>> BEGIN The records

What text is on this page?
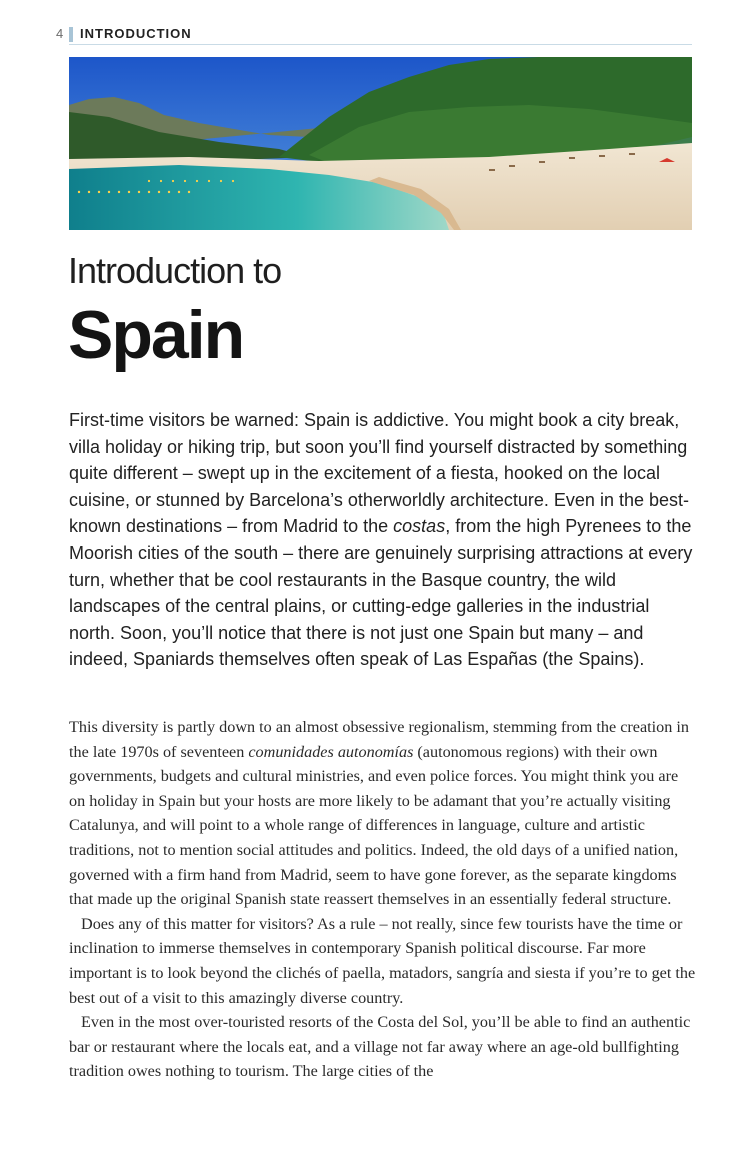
4 INTRODUCTION
Introduction to
Spain

First-time visitors be warned: Spain is addictive. You might book a city break, villa holiday or hiking trip, but soon you’ll find yourself distracted by something quite different – swept up in the excitement of a fiesta, hooked on the local cuisine, or stunned by Barcelona’s otherworldly architecture. Even in the best-known destinations – from Madrid to the costas, from the high Pyrenees to the Moorish cities of the south – there are genuinely surprising attractions at every turn, whether that be cool restaurants in the Basque country, the wild landscapes of the central plains, or cutting-edge galleries in the industrial north. Soon, you’ll notice that there is not just one Spain but many – and indeed, Spaniards themselves often speak of Las Españas (the Spains).

This diversity is partly down to an almost obsessive regionalism, stemming from the creation in the late 1970s of seventeen comunidades autonomías (autonomous regions) with their own governments, budgets and cultural ministries, and even police forces. You might think you are on holiday in Spain but your hosts are more likely to be adamant that you’re actually visiting Catalunya, and will point to a whole range of differences in language, culture and artistic traditions, not to mention social attitudes and politics. Indeed, the old days of a unified nation, governed with a firm hand from Madrid, seem to have gone forever, as the separate kingdoms that made up the original Spanish state reassert themselves in an essentially federal structure.

Does any of this matter for visitors? As a rule – not really, since few tourists have the time or inclination to immerse themselves in contemporary Spanish political discourse. Far more important is to look beyond the clichés of paella, matadors, sangría and siesta if you’re to get the best out of a visit to this amazingly diverse country.

Even in the most over-touristed resorts of the Costa del Sol, you’ll be able to find an authentic bar or restaurant where the locals eat, and a village not far away where an age-old bullfighting tradition owes nothing to tourism. The large cities of the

>> END The records

What you should do >>
Without the pictures, restate all the entries above exactly.

Result >>
What text is on this page?
4 INTRODUCTION
Introduction to
Spain

First-time visitors be warned: Spain is addictive. You might book a city break, villa holiday or hiking trip, but soon you’ll find yourself distracted by something quite different – swept up in the excitement of a fiesta, hooked on the local cuisine, or stunned by Barcelona’s otherworldly architecture. Even in the best-known destinations – from Madrid to the costas, from the high Pyrenees to the Moorish cities of the south – there are genuinely surprising attractions at every turn, whether that be cool restaurants in the Basque country, the wild landscapes of the central plains, or cutting-edge galleries in the industrial north. Soon, you’ll notice that there is not just one Spain but many – and indeed, Spaniards themselves often speak of Las Españas (the Spains).

This diversity is partly down to an almost obsessive regionalism, stemming from the creation in the late 1970s of seventeen comunidades autonomías (autonomous regions) with their own governments, budgets and cultural ministries, and even police forces. You might think you are on holiday in Spain but your hosts are more likely to be adamant that you’re actually visiting Catalunya, and will point to a whole range of differences in language, culture and artistic traditions, not to mention social attitudes and politics. Indeed, the old days of a unified nation, governed with a firm hand from Madrid, seem to have gone forever, as the separate kingdoms that made up the original Spanish state reassert themselves in an essentially federal structure.

Does any of this matter for visitors? As a rule – not really, since few tourists have the time or inclination to immerse themselves in contemporary Spanish political discourse. Far more important is to look beyond the clichés of paella, matadors, sangría and siesta if you’re to get the best out of a visit to this amazingly diverse country.

Even in the most over-touristed resorts of the Costa del Sol, you’ll be able to find an authentic bar or restaurant where the locals eat, and a village not far away where an age-old bullfighting tradition owes nothing to tourism. The large cities of the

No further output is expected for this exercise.